### EXTRACTED TEXT
◆ ◆ ◆ ◆ ◆

USP7 inhibits TIMP2 by up-regulating the expression of EZH2 to activate the NF-κB/PD-L1 axis to promote the development of cervical cancer.

BACKGROUND

Cervical cancer belongs to the most common gynecological malignant cancers. EZH2 has been found to be dysregulated in different kinds of tumors and acts as an oncogene to promote cancer development. However, its upstream regulators and downstream targets in cervical cancer remain unclear. PD-L1 is a surface marker of cancer cells, facilitating the immunosuppressive microenvironment for escape from immunity attack. The molecular mechanism of increased PD-L1 expression in cervical cancer is needed to be explored.

METHODS

The expression levels of USP7, EZH2 and TIMP2 in cervical cancer patients' samples and cell lines were detected by qRT-PCR and histopathology staining. The functions of USP7, EZH2 and TIMP2 were evaluated by MTT, cell migration and invasion assays after knocking down or overexpression of indicated genes. The tumor microenvironment was determined by testing of PD-L1 expression and cytotoxicity when co-cultured with NK-92 cells. Xenograft model was used to test the function of USP7 in vivo.

RESULTS

Our data demonstrated that USP7 and EZH2 were upregulated in cervical cancer, while TIMP2 was downregulated. Inhibition of USP7 and EZH2, or overexpression of TIMP2 suppressed proliferation, migration, invasion and immune escape ability of cervical cancer cells. USP7 could increase EZH2 level, which in turn inhibited TIMP2 expression via methylation in its promoter. TIMP2 was able to mediate PD-L1 expression via NF-κB signaling pathway. Knocking down of USP7 could inhibit tumor development in vivo of cervical cancer.

CONCLUSIONS

The study discovered the function and mechanism of USP7 and highlighted its oncogenic role in cervical cancer development. Our results indicated that targeting USP7 could be a therapeutic strategy the treatment of cervical cancer.

◆ ◆ ◆ ◆ ◆

### EXERCISE A
Answer these questions about the cervical cancer abstract.
(i) What kind of marker is PD-L1 on cancer cells?
(ii) Which cells were co-cultured with the cancer cells to test cytotoxicity?
(iii) How did EZH2 inhibit TIMP2 expression?
### EXERCISE B
Copy a passage of the cervical cancer abstract word for word, beginning at the words "USP7 inhibits TIMP2" and stopping after "to be explored.".

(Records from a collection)
◆ ◆ ◆ ◆ ◆

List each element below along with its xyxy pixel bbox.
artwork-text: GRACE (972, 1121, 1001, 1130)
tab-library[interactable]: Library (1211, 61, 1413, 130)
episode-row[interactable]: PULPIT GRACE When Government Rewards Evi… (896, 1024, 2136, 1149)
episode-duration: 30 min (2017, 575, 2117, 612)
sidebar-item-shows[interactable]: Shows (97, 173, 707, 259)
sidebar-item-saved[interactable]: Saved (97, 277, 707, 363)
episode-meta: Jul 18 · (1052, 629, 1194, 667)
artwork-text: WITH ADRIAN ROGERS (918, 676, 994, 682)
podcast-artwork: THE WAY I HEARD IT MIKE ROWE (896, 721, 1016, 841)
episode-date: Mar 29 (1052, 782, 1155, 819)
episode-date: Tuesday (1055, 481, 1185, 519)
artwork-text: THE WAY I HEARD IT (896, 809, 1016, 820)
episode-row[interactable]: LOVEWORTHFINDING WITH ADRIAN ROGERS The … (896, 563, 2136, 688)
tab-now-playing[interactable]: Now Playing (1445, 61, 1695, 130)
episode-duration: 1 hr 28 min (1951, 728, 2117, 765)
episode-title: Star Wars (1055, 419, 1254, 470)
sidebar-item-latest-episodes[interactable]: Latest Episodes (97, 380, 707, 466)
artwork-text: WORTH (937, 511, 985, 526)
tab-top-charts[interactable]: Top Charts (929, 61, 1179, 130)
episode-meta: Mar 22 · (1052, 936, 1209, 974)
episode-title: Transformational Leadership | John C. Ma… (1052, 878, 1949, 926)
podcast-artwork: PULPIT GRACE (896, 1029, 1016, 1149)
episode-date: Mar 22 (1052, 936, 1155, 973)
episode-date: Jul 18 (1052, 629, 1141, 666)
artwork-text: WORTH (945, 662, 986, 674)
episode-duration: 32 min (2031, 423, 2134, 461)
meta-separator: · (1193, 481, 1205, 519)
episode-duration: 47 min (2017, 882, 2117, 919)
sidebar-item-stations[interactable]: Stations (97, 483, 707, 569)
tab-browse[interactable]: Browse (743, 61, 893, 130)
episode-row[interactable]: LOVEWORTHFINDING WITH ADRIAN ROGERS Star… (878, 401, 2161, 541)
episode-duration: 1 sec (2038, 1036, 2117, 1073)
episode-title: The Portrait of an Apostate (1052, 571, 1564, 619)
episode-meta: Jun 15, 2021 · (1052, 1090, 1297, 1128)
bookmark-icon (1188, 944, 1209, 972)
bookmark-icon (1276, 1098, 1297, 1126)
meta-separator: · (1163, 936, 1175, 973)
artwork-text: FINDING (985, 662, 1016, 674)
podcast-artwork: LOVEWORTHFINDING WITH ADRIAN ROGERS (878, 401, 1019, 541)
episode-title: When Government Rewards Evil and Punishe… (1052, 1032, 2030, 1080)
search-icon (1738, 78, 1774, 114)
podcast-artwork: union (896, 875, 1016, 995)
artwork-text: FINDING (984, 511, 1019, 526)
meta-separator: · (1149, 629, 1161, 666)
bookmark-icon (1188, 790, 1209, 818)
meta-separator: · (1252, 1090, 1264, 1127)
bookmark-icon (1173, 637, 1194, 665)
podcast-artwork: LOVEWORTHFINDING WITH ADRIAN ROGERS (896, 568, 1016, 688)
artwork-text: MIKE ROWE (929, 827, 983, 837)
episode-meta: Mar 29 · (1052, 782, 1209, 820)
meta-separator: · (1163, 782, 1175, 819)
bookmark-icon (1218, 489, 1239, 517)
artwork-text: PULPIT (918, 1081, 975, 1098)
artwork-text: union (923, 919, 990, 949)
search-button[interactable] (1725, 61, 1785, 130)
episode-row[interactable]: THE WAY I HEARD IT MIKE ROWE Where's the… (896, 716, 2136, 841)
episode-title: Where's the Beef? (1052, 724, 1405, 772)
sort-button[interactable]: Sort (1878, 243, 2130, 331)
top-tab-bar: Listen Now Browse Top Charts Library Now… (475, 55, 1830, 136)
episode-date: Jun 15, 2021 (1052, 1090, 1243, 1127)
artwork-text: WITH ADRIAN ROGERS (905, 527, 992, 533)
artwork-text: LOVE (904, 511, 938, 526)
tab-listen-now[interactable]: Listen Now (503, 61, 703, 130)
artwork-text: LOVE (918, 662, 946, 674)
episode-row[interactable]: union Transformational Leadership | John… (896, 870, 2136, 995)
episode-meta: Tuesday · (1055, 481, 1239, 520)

◆ ◆ ◆ ◆ ◆

### TASK RESULT A
(i) A surface marker.
(ii) NK-92 cells.
(iii) Through methylation in the TIMP2 promoter.

### TASK RESULT B
USP7 inhibits TIMP2 by up-regulating the expression of EZH2 to activate the NF-κB/PD-L1 axis to promote the development of cervical cancer.

BACKGROUND

Cervical cancer belongs to the most common gynecological malignant cancers. EZH2 has been found to be dysregulated in different kinds of tumors and acts as an oncogene to promote cancer development. However, its upstream regulators and downstream targets in cervical cancer remain unclear. PD-L1 is a surface marker of cancer cells, facilitating the immunosuppressive microenvironment for escape from immunity attack. The molecular mechanism of increased PD-L1 expression in cervical cancer is needed to be explored.